▸ What is asked: Look through the lines below and extract any with the word "value".

[Dataset listings of figures]
..........
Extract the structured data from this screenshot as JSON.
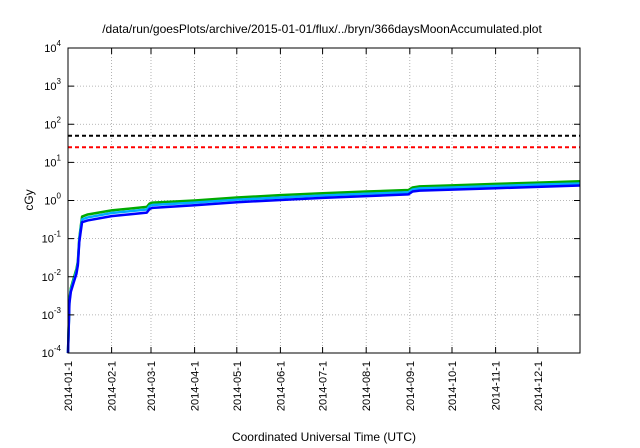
{
  "chart_data": {
    "type": "line",
    "title": "/data/run/goesPlots/archive/2015-01-01/flux/../bryn/366daysMoonAccumulated.plot",
    "xlabel": "Coordinated Universal Time (UTC)",
    "ylabel": "cGy",
    "xlim": [
      "2014-01-01",
      "2014-12-31"
    ],
    "ylim": [
      0.0001,
      10000
    ],
    "yscale": "log",
    "grid": true,
    "xticks": [
      "2014-01-1",
      "2014-02-1",
      "2014-03-1",
      "2014-04-1",
      "2014-05-1",
      "2014-06-1",
      "2014-07-1",
      "2014-08-1",
      "2014-09-1",
      "2014-10-1",
      "2014-11-1",
      "2014-12-1"
    ],
    "yticks": [
      {
        "base": "10",
        "exp": "-4",
        "value": 0.0001
      },
      {
        "base": "10",
        "exp": "-3",
        "value": 0.001
      },
      {
        "base": "10",
        "exp": "-2",
        "value": 0.01
      },
      {
        "base": "10",
        "exp": "-1",
        "value": 0.1
      },
      {
        "base": "10",
        "exp": "0",
        "value": 1
      },
      {
        "base": "10",
        "exp": "1",
        "value": 10
      },
      {
        "base": "10",
        "exp": "2",
        "value": 100
      },
      {
        "base": "10",
        "exp": "3",
        "value": 1000
      },
      {
        "base": "10",
        "exp": "4",
        "value": 10000
      }
    ],
    "reference_lines": [
      {
        "value": 50,
        "color": "#000000",
        "style": "dashed"
      },
      {
        "value": 25,
        "color": "#ff0000",
        "style": "dashed"
      }
    ],
    "series": [
      {
        "color": "#00aa00",
        "points": [
          [
            "2014-01-01",
            0.0001
          ],
          [
            "2014-01-02",
            0.0025
          ],
          [
            "2014-01-03",
            0.005
          ],
          [
            "2014-01-05",
            0.009
          ],
          [
            "2014-01-07",
            0.016
          ],
          [
            "2014-01-08",
            0.025
          ],
          [
            "2014-01-09",
            0.1
          ],
          [
            "2014-01-10",
            0.2
          ],
          [
            "2014-01-11",
            0.38
          ],
          [
            "2014-01-15",
            0.43
          ],
          [
            "2014-02-01",
            0.55
          ],
          [
            "2014-02-26",
            0.68
          ],
          [
            "2014-02-28",
            0.83
          ],
          [
            "2014-03-02",
            0.88
          ],
          [
            "2014-04-01",
            1.0
          ],
          [
            "2014-05-01",
            1.2
          ],
          [
            "2014-06-01",
            1.38
          ],
          [
            "2014-07-01",
            1.55
          ],
          [
            "2014-08-01",
            1.72
          ],
          [
            "2014-08-31",
            1.88
          ],
          [
            "2014-09-03",
            2.2
          ],
          [
            "2014-09-08",
            2.35
          ],
          [
            "2014-10-01",
            2.5
          ],
          [
            "2014-11-01",
            2.72
          ],
          [
            "2014-12-01",
            2.95
          ],
          [
            "2014-12-31",
            3.2
          ]
        ]
      },
      {
        "color": "#00aaff",
        "points": [
          [
            "2014-01-01",
            0.0001
          ],
          [
            "2014-01-02",
            0.0023
          ],
          [
            "2014-01-03",
            0.0045
          ],
          [
            "2014-01-05",
            0.008
          ],
          [
            "2014-01-07",
            0.014
          ],
          [
            "2014-01-08",
            0.022
          ],
          [
            "2014-01-09",
            0.09
          ],
          [
            "2014-01-10",
            0.18
          ],
          [
            "2014-01-11",
            0.32
          ],
          [
            "2014-01-15",
            0.36
          ],
          [
            "2014-02-01",
            0.47
          ],
          [
            "2014-02-26",
            0.58
          ],
          [
            "2014-02-28",
            0.72
          ],
          [
            "2014-03-02",
            0.76
          ],
          [
            "2014-04-01",
            0.88
          ],
          [
            "2014-05-01",
            1.05
          ],
          [
            "2014-06-01",
            1.2
          ],
          [
            "2014-07-01",
            1.35
          ],
          [
            "2014-08-01",
            1.5
          ],
          [
            "2014-08-31",
            1.65
          ],
          [
            "2014-09-03",
            1.95
          ],
          [
            "2014-09-08",
            2.08
          ],
          [
            "2014-10-01",
            2.2
          ],
          [
            "2014-11-01",
            2.4
          ],
          [
            "2014-12-01",
            2.6
          ],
          [
            "2014-12-31",
            2.8
          ]
        ]
      },
      {
        "color": "#0000ff",
        "points": [
          [
            "2014-01-01",
            0.0001
          ],
          [
            "2014-01-02",
            0.002
          ],
          [
            "2014-01-03",
            0.004
          ],
          [
            "2014-01-05",
            0.007
          ],
          [
            "2014-01-07",
            0.012
          ],
          [
            "2014-01-08",
            0.02
          ],
          [
            "2014-01-09",
            0.08
          ],
          [
            "2014-01-10",
            0.15
          ],
          [
            "2014-01-11",
            0.27
          ],
          [
            "2014-01-15",
            0.3
          ],
          [
            "2014-02-01",
            0.39
          ],
          [
            "2014-02-26",
            0.48
          ],
          [
            "2014-02-28",
            0.6
          ],
          [
            "2014-03-02",
            0.64
          ],
          [
            "2014-04-01",
            0.75
          ],
          [
            "2014-05-01",
            0.9
          ],
          [
            "2014-06-01",
            1.03
          ],
          [
            "2014-07-01",
            1.17
          ],
          [
            "2014-08-01",
            1.3
          ],
          [
            "2014-08-31",
            1.45
          ],
          [
            "2014-09-03",
            1.72
          ],
          [
            "2014-09-08",
            1.82
          ],
          [
            "2014-10-01",
            1.93
          ],
          [
            "2014-11-01",
            2.1
          ],
          [
            "2014-12-01",
            2.28
          ],
          [
            "2014-12-31",
            2.48
          ]
        ]
      }
    ]
  }
}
..........
▸ Response:
        "value": 0.0001
        "value": 0.001
        "value": 0.01
        "value": 0.1
        "value": 1
        "value": 10
        "value": 100
        "value": 1000
        "value": 10000
        "value": 50,
        "value": 25,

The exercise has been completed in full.